### EXTRACTED TEXT
Darkness with a Chance of Whimsy showcases author R.J. Sullivan’s development over ten years with ten short stories, providing a brief introduction for each tale that explains its history. It also highlights the diversity of his talent, which spans genres and modes including horror, mystery, suspense, science fiction, fantasy, and even that thing the writers’ guides call “literary.”
As always, although I seldom waste my time writing awful ones, I don’t get prizes of any sort for good reviews (you’re reading the review; there’s also an interview). This time, I’ll lead with the only potential negative I have to warn this site’s anticipated audience about: as horror goes, the collection is on the reserved side, with a few R-rated words but an apparent preference, particularly in the earliest tales, to leave gaps in the description for readers’ imaginations to fill. Naturally, this leave-it-to-the-imagination approach to scares finds favor with at least as many readers as it doesn’t, so it’s also a potential positive. Sorry, I’m tapped. I really liked the book.
I will therefore describe its qualities as one does an object of brilliance one assumes automatically to be good—a diamond—and make the question not “Is it good?” but “How good is it?” To help you reach a conclusion, I will describe four C’s I associate with Mr. Sullivan’s work.
Character
The first tale, “The Assurance Salesman,” comes to us from Sullivan’s college days, but although his intro refers to “youthful exuberance,” the writing is not jejune. As his narrator takes care moving among characters, descriptions embed their psychological dispositions in a fraught context of taken-for-granted ease disrupted by a stranger with calculated temptations (a bunch of people on a train are getting along fine until a guy comes in who offers them dangerous info too juicy to pass up). To help us understand the impact of Gary’s travel away from his wife, for instance, we learn how he sleeps:
“Knowing she is once more beside him, he will dream, something he has not done in thirty days.” (loc. 100, Kindle version)
Concise statements such as these provide a fullness of time for characters we only know briefly due to the short-story format, a fullness that makes the effect of the darkness—the salesman of the title tests the power of faith with the temptation of reassurance, with mixed results—far more poignant. The characters’ failures and victories become internal as well as external, allowing them to carry readers on multiple forms of rides.
######
■ EXERCISE TASK 1
In the book review, what is the title of the first story in the collection?
■ EXERCISE TASK 2
Resume the book review after its last sentence and carry it forward.
The material that comes next is from a different source than the book review.
### PROVIDED DATA
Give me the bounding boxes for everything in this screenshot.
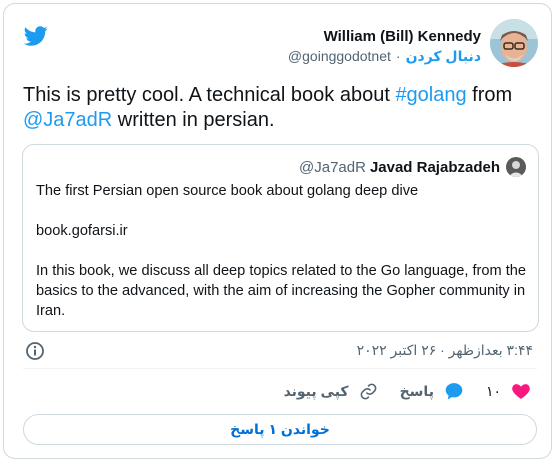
######
■ TASK RESPONSE 1
"The Assurance Salesman"

■ TASK RESPONSE 2
Similarly, the second story, “Fade,” centers on characters who have access to power that endangers them, this time power more based in science fiction than the paranormal. Although the story differs significantly, going further to the dark side, it still derives its emotional energy from characters’ places in life and relationships with one another. In the latter half of the book, this character focus appears even more fully realized as Sullivan shares tales of a character he has also taken into longer tales, Rebecca Burton. In “Inner Strength,” we see “Becky” as a child and get to know her father, and in “Backstage Pass,” we see people in her organization’s orbit caught in another trap related to technological temptation. While I could describe “Inner Strength” as “about” parents struggling with a paranormal heritage, or “Backstage Pass” about time travel, I could just as easily say the former is about the struggle of a family to stay together in a world that makes understanding the roles of parent and child more and more difficult, and the latter is about the skull-splitting frustration of trying to fight historical injustice (more on that in a moment). All of the above is true because Sullivan provides depth of character.
For the avid horror fans, I would be remiss not to mention Jinan, the title character of “Robot Vampire,” who Sullivan says is his favorite. Jinan, who may be developing true AI, is, among other things, a lovely dancer. We the readers occupy Jinan’s thoughts some of the time, along with a “friend:”
“Lined with several needle-sharp teeth, the snout punctures Toshio’s throat, and my friend drinks in ravenous hunger. As it feeds, I share its pleasure.” (loc. 2519)
Those last seven words convey the turn of AI to sadism quite beautifully.
Craft
Like a well-rendered character, well-wrought prose goes a long way. Not only does Sullivan command style well enough to put introductory clauses next to the nouns they modify (see the previous quotation for an example!), but he bases one of the collection’s two flash fiction pieces (extra-short short stories) on grammar and style: “Grammetiquette 2030.” I suppose some people might be turned off by a futuristic bit of humor based on grammar and etiquette, but I can’t imagine readers who read much not appreciating the joke. Since he earns the appreciation by not needing the sort of technology featured in this flash piece (he discusses the value of “standard” English in the interview), I find the humor welcome.
Still more welcome is the well-wrought wit that makes both “Grammetiquette” as well as “I Remember Clearly” successful and funny flash fiction and also propels the longer tales. The droll manner of most, but not all, characters and narrators in the collection evokes earlier writers for me, writers who may have been indirect influences (see the interview). I do see influence from writers Sullivan names (Roddenberry and Serling in particular), of course, but I see others as well. Although Sullivan’s writing doesn’t share the surface difficulty, particularly in the earlier stories, I found characters’ interactions reminiscent of some of the “society” interactions of Henry James’s characters (or, for that matter, early Gertude Stein), especially because philosophical questions related to the natures of time and the universe lie just beneath the surfaces of events that at first seem quotidian.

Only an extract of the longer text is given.